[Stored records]
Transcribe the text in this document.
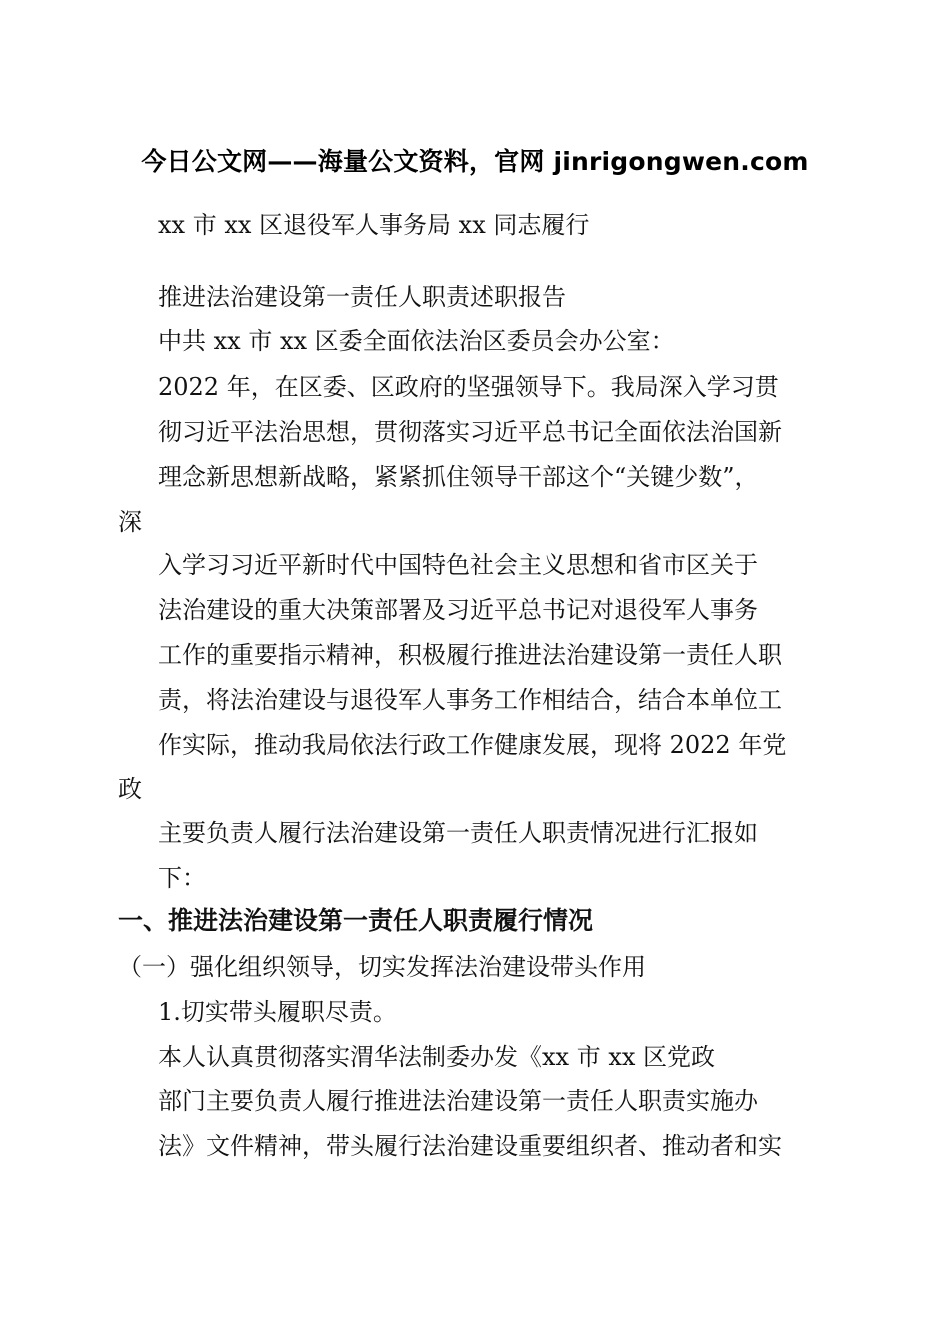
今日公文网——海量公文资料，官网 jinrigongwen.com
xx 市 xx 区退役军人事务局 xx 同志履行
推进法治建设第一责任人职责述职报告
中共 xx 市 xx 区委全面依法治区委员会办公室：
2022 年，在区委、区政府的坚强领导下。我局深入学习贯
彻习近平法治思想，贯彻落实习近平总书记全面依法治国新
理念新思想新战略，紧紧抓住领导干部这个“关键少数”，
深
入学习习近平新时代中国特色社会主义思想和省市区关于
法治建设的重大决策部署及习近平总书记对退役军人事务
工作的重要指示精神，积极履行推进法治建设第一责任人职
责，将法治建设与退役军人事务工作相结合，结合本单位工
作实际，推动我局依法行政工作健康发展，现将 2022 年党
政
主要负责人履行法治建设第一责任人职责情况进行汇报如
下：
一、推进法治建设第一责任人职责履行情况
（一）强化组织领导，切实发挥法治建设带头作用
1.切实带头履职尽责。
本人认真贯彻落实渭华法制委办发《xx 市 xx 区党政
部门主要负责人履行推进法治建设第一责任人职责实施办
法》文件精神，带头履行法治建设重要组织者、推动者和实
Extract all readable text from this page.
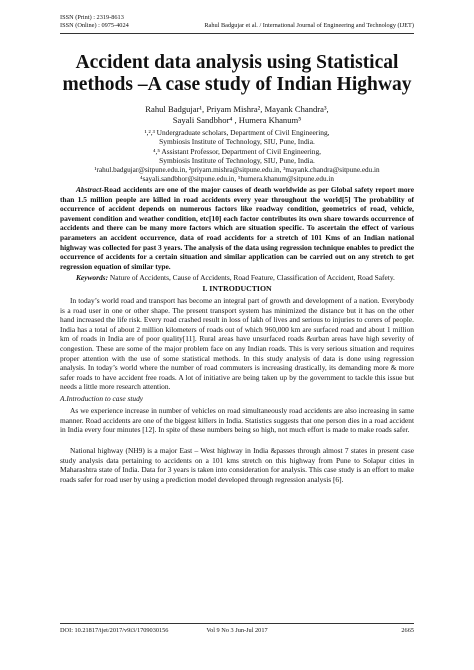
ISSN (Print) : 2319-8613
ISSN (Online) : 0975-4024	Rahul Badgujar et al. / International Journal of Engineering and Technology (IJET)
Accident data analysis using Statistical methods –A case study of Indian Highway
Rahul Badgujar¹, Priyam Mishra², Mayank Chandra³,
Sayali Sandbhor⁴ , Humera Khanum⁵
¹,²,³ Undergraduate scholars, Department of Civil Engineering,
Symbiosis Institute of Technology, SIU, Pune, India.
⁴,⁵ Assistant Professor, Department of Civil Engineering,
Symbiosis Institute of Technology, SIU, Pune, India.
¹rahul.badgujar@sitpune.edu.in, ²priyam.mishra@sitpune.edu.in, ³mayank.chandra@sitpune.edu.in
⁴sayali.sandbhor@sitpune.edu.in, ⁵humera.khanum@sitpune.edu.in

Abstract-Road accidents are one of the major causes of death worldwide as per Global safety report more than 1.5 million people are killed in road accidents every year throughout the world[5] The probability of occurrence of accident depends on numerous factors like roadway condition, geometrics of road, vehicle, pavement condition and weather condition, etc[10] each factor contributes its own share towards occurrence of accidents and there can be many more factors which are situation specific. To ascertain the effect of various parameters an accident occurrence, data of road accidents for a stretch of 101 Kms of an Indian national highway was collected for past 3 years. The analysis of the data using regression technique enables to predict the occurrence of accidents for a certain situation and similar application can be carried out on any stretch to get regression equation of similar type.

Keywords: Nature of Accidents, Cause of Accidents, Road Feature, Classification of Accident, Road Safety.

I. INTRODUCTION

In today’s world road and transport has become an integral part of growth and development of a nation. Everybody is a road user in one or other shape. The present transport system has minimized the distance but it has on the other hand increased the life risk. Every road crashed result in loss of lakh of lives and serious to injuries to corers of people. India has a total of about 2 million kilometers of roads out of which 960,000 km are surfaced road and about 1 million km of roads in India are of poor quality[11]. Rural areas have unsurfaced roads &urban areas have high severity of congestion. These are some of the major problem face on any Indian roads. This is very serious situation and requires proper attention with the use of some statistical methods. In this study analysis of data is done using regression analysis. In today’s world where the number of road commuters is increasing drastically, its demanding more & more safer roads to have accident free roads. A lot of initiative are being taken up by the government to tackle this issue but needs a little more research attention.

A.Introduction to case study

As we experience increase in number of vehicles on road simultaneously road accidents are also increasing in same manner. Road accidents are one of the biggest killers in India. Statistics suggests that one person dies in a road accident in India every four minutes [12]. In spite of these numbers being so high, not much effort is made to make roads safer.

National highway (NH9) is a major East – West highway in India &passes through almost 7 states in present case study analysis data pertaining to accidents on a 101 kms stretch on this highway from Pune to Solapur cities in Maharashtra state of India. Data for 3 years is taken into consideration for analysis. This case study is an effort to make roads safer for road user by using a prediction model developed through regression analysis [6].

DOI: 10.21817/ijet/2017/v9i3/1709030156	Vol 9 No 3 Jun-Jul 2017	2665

--

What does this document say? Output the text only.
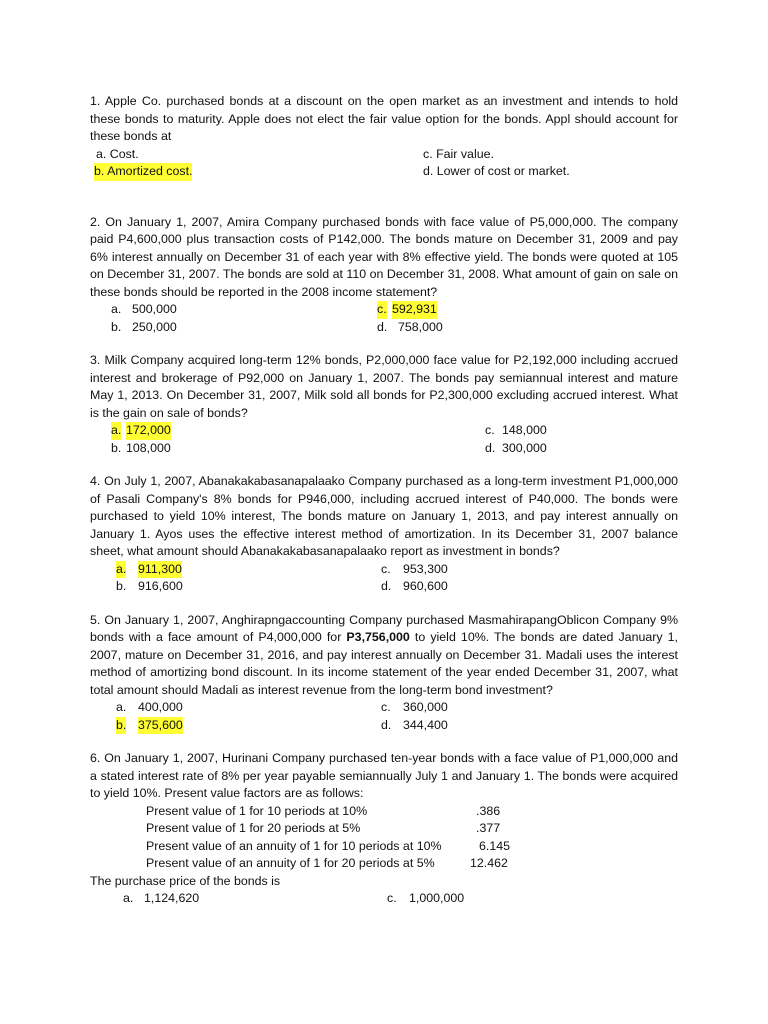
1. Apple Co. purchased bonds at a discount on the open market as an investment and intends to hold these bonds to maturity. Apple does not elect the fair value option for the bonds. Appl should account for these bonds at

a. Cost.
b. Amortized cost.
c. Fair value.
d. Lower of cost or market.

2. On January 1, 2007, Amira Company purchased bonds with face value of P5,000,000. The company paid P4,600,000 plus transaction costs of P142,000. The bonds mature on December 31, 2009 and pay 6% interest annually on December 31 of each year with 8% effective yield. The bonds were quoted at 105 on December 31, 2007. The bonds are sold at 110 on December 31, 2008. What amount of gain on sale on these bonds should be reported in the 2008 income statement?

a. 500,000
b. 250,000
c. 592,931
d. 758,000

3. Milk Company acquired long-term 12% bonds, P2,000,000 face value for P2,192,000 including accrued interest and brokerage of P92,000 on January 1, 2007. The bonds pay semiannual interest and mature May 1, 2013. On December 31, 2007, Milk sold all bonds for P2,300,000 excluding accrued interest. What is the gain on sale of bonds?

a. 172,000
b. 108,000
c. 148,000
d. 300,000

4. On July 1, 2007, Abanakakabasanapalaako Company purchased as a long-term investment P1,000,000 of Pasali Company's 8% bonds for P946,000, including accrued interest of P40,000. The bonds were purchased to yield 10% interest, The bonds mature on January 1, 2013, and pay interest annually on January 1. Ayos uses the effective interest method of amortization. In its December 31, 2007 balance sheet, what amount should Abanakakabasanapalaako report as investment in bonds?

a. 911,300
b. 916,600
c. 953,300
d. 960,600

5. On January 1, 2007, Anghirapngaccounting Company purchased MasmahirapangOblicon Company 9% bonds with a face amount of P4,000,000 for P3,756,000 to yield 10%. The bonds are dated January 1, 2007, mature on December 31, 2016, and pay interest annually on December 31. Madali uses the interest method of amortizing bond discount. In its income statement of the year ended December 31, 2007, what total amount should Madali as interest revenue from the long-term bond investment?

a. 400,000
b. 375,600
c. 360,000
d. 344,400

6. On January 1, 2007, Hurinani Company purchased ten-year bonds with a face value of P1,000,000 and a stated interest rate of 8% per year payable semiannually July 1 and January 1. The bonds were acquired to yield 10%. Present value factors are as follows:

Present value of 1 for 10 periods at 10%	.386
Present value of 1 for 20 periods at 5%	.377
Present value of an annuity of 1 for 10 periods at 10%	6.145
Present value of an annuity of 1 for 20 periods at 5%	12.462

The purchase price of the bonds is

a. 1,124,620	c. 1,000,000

* [THE TASK] Copy every line above that includes the string "make".

* [CORRECT OUTPUT]
As we experience increase in number of vehicles on road simultaneously road accidents are also increasing in same manner. Road accidents are one of the biggest killers in India. Statistics suggests that one person dies in a road accident in India every four minutes [12]. In spite of these numbers being so high, not much effort is made to make roads safer.
National highway (NH9) is a major East – West highway in India &passes through almost 7 states in present case study analysis data pertaining to accidents on a 101 kms stretch on this highway from Pune to Solapur cities in Maharashtra state of India. Data for 3 years is taken into consideration for analysis. This case study is an effort to make roads safer for road user by using a prediction model developed through regression analysis [6].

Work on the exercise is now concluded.